* [Collected data]:
** Start **

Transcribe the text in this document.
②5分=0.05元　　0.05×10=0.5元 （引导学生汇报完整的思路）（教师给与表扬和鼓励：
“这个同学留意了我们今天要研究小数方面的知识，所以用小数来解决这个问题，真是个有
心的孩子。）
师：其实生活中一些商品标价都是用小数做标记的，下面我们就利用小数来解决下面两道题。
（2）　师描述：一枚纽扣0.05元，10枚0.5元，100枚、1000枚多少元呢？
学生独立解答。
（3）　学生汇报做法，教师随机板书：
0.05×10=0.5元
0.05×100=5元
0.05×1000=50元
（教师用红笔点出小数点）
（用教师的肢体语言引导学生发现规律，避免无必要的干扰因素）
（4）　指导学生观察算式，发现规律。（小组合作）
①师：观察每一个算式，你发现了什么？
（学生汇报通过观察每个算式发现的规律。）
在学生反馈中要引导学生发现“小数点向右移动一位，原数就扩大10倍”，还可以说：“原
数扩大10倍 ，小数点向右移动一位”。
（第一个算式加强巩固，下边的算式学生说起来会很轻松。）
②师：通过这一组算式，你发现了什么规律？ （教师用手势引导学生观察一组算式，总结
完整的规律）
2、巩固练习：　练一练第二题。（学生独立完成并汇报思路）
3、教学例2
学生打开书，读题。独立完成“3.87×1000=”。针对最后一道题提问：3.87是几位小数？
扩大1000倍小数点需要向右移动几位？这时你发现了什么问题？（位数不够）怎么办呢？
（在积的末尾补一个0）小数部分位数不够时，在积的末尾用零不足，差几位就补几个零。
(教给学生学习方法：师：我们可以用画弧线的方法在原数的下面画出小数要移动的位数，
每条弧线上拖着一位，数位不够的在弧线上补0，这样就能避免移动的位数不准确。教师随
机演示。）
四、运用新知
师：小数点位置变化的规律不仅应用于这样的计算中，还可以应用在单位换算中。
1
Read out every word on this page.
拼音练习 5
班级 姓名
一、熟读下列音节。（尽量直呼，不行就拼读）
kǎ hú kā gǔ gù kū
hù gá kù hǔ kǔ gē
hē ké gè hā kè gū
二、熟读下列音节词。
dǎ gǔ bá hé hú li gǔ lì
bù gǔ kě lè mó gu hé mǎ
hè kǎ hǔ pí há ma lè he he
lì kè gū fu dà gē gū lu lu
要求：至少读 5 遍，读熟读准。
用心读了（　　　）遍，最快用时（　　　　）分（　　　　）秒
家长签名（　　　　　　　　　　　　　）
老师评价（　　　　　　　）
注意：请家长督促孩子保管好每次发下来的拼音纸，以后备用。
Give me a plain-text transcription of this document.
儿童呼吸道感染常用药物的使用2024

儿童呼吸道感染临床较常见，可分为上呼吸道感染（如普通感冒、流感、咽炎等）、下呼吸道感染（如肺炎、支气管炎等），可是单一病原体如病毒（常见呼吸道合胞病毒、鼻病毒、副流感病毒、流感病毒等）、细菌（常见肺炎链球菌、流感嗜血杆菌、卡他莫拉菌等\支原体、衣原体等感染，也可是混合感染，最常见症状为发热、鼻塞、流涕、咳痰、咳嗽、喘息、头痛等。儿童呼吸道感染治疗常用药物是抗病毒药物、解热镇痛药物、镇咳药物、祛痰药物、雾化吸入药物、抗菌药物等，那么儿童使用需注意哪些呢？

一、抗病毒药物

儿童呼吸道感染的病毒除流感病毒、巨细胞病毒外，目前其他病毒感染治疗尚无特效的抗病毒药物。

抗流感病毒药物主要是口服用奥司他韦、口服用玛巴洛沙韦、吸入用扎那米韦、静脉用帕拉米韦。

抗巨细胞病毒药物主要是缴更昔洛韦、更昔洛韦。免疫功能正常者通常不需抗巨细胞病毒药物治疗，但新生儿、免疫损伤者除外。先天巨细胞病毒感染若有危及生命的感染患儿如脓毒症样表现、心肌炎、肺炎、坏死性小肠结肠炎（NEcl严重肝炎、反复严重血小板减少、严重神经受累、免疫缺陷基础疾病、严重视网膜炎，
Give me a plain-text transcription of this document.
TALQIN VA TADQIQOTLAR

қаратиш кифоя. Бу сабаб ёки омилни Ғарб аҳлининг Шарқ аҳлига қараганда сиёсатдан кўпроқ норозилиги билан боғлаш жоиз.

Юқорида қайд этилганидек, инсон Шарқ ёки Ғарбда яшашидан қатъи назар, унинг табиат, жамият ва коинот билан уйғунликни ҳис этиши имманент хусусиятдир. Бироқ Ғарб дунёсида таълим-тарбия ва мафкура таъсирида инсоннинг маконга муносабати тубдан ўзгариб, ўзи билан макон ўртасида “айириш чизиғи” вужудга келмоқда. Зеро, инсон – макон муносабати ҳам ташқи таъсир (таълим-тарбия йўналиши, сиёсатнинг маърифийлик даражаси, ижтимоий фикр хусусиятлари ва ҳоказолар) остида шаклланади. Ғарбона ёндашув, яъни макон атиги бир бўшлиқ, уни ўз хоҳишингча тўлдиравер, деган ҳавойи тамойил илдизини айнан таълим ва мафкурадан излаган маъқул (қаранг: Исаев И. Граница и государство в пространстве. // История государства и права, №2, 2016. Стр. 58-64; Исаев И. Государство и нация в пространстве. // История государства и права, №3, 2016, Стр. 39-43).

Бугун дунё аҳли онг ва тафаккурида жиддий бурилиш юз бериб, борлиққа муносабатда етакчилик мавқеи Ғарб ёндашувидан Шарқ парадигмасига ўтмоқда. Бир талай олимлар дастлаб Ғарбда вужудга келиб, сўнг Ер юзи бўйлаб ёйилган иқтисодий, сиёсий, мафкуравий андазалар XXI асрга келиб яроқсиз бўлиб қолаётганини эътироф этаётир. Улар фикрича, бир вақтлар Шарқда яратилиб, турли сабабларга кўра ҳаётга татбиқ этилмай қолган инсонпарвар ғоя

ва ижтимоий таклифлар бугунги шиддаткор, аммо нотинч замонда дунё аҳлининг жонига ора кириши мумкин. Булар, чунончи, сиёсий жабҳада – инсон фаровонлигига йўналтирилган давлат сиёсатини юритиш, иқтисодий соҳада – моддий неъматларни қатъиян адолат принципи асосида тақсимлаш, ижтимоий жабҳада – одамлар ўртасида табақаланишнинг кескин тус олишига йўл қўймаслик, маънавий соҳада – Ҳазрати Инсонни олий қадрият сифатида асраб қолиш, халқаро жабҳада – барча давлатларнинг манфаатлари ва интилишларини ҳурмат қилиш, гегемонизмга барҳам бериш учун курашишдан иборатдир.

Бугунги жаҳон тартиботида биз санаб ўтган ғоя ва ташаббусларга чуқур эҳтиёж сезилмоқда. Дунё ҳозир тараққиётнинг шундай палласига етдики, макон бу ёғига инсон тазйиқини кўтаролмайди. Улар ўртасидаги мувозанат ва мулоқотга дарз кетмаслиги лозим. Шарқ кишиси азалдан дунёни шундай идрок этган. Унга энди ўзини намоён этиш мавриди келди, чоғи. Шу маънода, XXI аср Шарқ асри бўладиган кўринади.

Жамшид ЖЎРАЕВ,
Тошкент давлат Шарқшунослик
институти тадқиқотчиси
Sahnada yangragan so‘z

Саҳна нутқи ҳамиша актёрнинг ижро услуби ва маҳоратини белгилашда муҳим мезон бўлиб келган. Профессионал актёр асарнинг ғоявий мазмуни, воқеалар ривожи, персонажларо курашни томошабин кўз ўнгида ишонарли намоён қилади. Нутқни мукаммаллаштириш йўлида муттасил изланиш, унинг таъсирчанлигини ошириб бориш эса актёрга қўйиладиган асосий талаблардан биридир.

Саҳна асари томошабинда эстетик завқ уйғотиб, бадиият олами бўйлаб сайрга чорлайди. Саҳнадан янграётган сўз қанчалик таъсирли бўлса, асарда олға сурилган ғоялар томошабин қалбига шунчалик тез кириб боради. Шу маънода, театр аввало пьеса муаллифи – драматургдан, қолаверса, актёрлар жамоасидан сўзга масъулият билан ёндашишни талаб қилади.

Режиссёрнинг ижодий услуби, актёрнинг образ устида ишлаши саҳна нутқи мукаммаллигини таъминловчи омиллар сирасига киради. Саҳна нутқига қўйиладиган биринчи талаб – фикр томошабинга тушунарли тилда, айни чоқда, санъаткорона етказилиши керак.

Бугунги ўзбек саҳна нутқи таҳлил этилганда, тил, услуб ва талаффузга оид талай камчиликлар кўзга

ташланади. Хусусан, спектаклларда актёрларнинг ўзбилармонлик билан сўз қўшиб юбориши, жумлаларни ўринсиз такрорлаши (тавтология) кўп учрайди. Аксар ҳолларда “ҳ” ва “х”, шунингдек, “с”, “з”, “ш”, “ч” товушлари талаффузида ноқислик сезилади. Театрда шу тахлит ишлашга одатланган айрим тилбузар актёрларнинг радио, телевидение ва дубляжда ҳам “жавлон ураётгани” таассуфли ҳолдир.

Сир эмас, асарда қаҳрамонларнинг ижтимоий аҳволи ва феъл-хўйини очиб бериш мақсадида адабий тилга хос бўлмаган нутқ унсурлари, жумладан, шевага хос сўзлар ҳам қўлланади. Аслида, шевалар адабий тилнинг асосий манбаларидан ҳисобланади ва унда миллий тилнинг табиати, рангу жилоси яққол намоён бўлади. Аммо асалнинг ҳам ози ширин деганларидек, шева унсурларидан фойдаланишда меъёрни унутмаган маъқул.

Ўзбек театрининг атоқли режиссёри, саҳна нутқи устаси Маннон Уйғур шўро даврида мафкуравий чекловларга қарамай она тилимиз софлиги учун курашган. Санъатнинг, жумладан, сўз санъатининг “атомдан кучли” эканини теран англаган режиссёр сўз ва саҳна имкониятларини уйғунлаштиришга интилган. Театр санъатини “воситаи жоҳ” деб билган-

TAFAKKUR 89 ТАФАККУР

** End **

* [Work required]: Look over the material above and show each line where "иқтисодий" appears.

* [Reply to the task]:
Бугун дунё аҳли онг ва тафаккурида жиддий бурилиш юз бериб, борлиққа муносабатда етакчилик мавқеи Ғарб ёндашувидан Шарқ парадигмасига ўтмоқда. Бир талай олимлар дастлаб Ғарбда вужудга келиб, сўнг Ер юзи бўйлаб ёйилган иқтисодий, сиёсий, мафкуравий андазалар XXI асрга келиб яроқсиз бўлиб қолаётганини эътироф этаётир. Улар фикрича, бир вақтлар Шарқда яратилиб, турли сабабларга кўра ҳаётга татбиқ этилмай қолган инсонпарвар ғоя
ва ижтимоий таклифлар бугунги шиддаткор, аммо нотинч замонда дунё аҳлининг жонига ора кириши мумкин. Булар, чунончи, сиёсий жабҳада – инсон фаровонлигига йўналтирилган давлат сиёсатини юритиш, иқтисодий соҳада – моддий неъматларни қатъиян адолат принципи асосида тақсимлаш, ижтимоий жабҳада – одамлар ўртасида табақаланишнинг кескин тус олишига йўл қўймаслик, маънавий соҳада – Ҳазрати Инсонни олий қадрият сифатида асраб қолиш, халқаро жабҳада – барча давлатларнинг манфаатлари ва интилишларини ҳурмат қилиш, гегемонизмга барҳам бериш учун курашишдан иборатдир.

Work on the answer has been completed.